**EXERCISE REQUIREMENTS**
Leave the pictures out and transcribe every record exactly.

[Raw records]
======

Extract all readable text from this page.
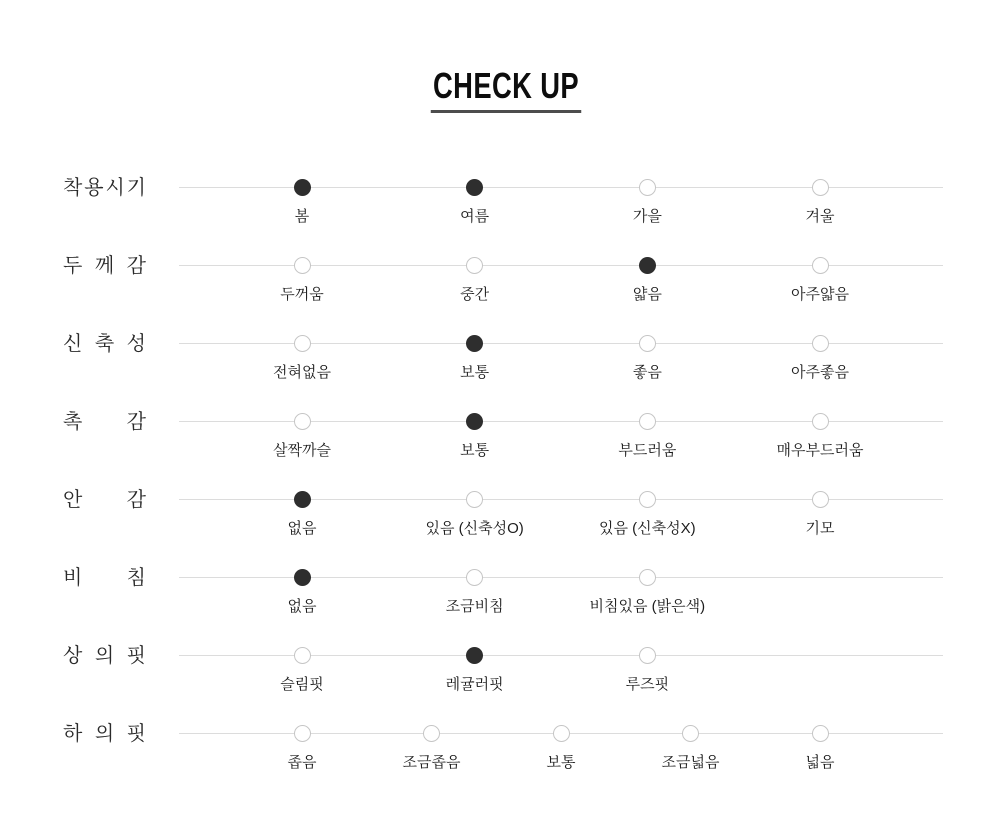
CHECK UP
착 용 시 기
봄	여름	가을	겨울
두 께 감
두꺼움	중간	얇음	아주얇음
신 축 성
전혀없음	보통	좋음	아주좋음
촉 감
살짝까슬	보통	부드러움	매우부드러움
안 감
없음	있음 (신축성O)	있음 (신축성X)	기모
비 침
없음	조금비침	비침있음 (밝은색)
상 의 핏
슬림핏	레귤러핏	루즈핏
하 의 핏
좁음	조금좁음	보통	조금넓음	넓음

======

**TASK SOLUTION**
Extract all readable text from this page.
CHECK UP
착 용 시 기
봄	여름	가을	겨울
두 께 감
두꺼움	중간	얇음	아주얇음
신 축 성
전혀없음	보통	좋음	아주좋음
촉 감
살짝까슬	보통	부드러움	매우부드러움
안 감
없음	있음 (신축성O)	있음 (신축성X)	기모
비 침
없음	조금비침	비침있음 (밝은색)
상 의 핏
슬림핏	레귤러핏	루즈핏
하 의 핏
좁음	조금좁음	보통	조금넓음	넓음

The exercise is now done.